Recorded data:
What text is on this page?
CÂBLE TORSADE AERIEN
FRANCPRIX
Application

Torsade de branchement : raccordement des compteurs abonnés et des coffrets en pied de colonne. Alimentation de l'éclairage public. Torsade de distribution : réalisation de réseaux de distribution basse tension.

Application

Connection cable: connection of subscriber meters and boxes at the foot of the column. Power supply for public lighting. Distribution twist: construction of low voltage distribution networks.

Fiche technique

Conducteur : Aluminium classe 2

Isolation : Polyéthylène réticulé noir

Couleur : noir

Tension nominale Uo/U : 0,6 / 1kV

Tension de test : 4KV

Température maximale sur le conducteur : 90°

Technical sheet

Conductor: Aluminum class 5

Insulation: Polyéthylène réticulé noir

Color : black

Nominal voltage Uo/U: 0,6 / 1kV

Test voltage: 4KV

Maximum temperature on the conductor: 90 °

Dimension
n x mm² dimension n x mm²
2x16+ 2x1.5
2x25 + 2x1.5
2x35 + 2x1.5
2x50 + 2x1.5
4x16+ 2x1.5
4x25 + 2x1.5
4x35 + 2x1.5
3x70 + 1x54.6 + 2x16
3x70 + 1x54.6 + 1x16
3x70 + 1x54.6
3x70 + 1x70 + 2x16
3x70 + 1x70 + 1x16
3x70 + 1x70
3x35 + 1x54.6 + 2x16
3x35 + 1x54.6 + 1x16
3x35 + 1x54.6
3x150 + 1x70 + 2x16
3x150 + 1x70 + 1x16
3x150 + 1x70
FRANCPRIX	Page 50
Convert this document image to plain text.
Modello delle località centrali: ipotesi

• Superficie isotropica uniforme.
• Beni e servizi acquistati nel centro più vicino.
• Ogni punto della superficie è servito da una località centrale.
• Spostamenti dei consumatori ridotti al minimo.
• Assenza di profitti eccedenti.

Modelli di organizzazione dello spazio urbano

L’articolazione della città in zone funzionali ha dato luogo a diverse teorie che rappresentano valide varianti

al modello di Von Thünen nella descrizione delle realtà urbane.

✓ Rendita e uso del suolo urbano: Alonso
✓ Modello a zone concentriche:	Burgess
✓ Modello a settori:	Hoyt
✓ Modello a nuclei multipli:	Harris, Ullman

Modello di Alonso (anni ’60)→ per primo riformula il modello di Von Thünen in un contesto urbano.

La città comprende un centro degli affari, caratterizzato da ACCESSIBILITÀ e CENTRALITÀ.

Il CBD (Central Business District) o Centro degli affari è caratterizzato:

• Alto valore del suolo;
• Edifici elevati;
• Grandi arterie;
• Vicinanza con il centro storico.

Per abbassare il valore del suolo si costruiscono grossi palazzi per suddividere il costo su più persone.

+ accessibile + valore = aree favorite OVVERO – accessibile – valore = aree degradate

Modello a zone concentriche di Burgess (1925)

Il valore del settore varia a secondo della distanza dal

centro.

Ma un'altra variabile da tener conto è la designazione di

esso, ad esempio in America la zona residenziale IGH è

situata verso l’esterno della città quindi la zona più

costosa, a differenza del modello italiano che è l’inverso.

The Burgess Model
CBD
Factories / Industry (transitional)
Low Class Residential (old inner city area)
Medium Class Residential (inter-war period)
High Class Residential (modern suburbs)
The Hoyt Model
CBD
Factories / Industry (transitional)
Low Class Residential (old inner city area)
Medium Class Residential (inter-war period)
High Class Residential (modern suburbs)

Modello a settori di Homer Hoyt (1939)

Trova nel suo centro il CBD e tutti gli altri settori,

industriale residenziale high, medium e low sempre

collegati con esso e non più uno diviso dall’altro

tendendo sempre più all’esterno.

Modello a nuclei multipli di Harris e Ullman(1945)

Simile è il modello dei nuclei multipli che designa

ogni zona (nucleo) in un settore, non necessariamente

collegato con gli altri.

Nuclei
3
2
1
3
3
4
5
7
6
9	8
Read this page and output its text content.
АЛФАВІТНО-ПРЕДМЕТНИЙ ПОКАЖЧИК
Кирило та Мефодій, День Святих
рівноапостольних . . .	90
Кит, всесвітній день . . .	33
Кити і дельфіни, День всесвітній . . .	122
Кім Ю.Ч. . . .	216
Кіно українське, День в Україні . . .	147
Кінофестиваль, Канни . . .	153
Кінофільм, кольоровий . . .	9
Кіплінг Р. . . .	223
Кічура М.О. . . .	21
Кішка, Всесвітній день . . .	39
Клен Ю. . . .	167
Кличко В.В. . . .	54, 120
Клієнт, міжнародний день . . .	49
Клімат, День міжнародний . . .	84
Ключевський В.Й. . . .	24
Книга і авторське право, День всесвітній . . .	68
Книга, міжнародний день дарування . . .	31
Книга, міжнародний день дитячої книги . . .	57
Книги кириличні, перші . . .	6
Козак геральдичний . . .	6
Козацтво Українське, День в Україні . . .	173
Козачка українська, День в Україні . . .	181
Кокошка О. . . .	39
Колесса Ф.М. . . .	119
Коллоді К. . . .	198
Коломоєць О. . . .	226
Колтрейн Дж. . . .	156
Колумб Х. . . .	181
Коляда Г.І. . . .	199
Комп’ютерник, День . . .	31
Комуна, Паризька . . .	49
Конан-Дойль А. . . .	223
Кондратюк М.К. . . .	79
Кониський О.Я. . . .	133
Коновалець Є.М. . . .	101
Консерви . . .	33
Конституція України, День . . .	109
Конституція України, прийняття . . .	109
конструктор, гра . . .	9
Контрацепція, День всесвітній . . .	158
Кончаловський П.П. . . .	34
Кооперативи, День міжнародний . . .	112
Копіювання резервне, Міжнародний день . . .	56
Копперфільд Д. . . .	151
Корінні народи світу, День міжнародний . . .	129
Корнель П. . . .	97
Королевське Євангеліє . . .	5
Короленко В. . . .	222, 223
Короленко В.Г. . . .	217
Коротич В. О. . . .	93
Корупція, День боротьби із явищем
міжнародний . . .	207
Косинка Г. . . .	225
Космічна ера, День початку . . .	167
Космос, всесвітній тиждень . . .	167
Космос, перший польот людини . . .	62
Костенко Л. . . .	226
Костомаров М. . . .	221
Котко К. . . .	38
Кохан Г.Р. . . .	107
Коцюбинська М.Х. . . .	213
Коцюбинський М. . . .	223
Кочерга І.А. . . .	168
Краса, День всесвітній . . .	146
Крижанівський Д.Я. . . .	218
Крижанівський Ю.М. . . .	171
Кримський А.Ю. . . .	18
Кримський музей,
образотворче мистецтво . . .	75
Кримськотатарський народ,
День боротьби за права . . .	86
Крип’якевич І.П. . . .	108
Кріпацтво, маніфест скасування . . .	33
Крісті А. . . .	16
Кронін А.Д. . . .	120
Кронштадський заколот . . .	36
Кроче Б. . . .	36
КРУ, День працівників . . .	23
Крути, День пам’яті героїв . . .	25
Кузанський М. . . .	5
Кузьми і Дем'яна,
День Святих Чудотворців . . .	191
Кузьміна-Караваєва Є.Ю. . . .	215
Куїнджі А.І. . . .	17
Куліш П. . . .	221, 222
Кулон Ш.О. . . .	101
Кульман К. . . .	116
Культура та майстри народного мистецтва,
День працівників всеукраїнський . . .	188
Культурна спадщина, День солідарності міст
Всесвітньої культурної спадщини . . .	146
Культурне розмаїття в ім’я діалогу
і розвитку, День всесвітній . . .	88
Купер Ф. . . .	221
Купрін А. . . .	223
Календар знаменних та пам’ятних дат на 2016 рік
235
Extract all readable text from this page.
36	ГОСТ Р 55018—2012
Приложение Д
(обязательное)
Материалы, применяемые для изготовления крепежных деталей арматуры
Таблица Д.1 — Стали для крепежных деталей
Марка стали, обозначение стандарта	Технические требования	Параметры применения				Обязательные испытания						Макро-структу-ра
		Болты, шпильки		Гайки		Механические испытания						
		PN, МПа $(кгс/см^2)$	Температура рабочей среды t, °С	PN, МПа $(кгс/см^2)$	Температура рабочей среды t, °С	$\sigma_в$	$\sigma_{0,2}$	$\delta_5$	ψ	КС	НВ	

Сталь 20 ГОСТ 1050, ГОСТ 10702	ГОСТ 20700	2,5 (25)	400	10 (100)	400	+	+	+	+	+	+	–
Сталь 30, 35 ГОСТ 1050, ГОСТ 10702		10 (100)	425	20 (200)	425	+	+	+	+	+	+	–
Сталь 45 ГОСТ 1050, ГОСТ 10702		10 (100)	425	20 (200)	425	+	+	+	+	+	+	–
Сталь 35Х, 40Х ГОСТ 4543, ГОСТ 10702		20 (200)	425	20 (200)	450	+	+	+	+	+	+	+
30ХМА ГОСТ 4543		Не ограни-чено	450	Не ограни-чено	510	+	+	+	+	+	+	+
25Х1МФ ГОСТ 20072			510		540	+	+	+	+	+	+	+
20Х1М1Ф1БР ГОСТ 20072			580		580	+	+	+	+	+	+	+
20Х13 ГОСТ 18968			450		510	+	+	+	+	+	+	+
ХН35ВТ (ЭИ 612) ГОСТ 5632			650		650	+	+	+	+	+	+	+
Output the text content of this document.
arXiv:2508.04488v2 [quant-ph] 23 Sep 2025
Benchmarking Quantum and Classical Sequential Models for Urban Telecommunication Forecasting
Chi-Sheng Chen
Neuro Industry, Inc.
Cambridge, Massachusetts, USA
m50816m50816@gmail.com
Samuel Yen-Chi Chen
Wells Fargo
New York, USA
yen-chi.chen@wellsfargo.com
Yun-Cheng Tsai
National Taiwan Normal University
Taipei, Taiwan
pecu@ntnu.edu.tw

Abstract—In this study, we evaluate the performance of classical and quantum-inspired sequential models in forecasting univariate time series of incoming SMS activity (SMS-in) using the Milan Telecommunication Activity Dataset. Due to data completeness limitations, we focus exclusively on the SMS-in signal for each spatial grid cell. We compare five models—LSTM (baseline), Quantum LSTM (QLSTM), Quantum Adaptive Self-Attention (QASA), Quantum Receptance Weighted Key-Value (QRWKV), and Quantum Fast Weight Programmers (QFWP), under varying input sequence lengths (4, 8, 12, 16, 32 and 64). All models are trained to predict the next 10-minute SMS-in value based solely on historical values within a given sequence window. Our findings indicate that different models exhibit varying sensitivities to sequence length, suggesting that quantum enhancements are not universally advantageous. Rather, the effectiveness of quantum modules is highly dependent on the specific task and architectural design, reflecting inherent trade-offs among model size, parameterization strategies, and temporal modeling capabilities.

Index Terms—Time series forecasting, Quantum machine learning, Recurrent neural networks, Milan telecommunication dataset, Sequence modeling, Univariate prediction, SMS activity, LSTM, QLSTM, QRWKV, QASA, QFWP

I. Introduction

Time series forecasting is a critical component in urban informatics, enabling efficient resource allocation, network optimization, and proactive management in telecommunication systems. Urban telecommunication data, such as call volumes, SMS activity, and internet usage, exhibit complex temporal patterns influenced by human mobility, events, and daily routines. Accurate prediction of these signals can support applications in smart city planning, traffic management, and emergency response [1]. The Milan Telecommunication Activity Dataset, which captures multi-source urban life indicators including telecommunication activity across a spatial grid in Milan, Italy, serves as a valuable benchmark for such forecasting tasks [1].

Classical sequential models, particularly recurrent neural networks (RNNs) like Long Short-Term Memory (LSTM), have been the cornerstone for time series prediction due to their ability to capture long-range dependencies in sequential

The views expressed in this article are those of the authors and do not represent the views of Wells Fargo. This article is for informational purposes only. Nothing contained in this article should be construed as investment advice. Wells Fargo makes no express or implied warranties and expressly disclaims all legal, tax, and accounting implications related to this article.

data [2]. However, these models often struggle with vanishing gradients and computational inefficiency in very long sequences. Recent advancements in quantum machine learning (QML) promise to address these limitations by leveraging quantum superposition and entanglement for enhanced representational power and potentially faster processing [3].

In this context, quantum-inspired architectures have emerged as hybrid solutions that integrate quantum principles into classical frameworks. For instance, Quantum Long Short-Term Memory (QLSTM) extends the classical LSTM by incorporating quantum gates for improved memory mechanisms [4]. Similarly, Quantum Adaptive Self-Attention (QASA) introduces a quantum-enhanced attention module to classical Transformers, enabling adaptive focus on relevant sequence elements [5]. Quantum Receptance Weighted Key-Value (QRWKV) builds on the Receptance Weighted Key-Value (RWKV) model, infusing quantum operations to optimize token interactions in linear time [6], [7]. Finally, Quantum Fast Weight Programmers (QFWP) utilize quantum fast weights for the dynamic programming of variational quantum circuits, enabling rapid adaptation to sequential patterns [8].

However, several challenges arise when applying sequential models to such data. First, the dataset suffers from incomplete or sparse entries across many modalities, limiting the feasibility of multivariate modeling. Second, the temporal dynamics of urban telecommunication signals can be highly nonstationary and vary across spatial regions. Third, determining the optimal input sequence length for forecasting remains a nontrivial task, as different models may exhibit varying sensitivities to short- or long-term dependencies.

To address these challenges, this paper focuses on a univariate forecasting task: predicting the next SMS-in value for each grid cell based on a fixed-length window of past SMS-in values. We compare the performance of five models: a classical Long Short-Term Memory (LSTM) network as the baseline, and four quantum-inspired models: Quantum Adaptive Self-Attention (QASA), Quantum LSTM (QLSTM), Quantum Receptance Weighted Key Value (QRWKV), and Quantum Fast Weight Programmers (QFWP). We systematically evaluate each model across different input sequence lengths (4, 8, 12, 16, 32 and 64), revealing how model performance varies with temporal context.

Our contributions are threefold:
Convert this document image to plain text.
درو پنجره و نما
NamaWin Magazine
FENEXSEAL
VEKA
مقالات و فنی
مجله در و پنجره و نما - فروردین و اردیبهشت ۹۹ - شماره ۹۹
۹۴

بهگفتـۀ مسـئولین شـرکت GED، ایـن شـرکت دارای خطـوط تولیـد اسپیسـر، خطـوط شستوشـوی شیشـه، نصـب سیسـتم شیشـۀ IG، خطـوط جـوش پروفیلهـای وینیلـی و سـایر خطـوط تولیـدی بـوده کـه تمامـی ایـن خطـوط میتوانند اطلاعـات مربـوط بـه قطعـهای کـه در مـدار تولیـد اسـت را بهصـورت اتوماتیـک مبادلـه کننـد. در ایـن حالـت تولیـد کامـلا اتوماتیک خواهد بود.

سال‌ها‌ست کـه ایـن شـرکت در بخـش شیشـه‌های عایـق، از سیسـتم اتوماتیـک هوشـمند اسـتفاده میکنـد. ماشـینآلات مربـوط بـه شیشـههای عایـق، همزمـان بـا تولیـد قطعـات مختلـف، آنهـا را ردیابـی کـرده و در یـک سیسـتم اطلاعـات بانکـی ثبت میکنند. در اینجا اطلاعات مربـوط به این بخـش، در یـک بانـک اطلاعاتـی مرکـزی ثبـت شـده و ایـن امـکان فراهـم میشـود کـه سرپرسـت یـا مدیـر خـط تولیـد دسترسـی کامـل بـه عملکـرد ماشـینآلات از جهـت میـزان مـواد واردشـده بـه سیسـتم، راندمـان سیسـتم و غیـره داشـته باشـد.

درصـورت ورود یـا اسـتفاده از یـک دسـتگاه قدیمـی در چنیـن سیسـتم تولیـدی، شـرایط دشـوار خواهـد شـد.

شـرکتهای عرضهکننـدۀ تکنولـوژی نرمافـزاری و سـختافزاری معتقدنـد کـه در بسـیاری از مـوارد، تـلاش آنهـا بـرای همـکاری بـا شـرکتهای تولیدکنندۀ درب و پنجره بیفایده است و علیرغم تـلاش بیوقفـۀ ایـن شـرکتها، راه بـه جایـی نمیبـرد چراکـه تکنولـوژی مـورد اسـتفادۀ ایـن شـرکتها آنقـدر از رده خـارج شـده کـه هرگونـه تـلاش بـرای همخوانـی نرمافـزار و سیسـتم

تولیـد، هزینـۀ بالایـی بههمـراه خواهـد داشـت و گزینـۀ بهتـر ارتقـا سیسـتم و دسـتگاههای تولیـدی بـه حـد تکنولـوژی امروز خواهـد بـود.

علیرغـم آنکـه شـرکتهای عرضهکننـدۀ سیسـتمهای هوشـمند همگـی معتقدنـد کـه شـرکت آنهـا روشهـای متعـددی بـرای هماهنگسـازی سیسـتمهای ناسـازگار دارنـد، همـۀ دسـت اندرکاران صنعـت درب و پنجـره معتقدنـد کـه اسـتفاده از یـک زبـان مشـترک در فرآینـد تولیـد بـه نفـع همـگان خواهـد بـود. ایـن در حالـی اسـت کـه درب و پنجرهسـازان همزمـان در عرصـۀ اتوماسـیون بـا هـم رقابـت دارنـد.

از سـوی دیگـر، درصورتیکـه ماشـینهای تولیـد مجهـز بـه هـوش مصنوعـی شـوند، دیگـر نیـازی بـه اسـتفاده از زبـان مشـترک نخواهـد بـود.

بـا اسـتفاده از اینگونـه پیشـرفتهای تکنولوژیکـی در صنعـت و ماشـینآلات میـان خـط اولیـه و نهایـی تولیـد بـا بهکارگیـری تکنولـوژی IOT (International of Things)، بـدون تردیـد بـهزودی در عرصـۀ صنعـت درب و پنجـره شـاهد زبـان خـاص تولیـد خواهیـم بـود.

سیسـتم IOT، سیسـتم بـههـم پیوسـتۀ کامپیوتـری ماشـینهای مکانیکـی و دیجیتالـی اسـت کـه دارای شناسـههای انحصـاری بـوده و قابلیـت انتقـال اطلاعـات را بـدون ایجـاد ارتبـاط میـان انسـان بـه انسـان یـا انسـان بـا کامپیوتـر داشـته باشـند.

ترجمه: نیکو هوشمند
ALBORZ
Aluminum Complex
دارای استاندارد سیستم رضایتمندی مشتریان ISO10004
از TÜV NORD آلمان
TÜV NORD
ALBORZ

§ THE PROBLEM
Search the material above for "Короленко". Pull out each line where it shows up.

§ FULL OUTPUT
Короленко В. . . .	222, 223
Короленко В.Г. . . .	217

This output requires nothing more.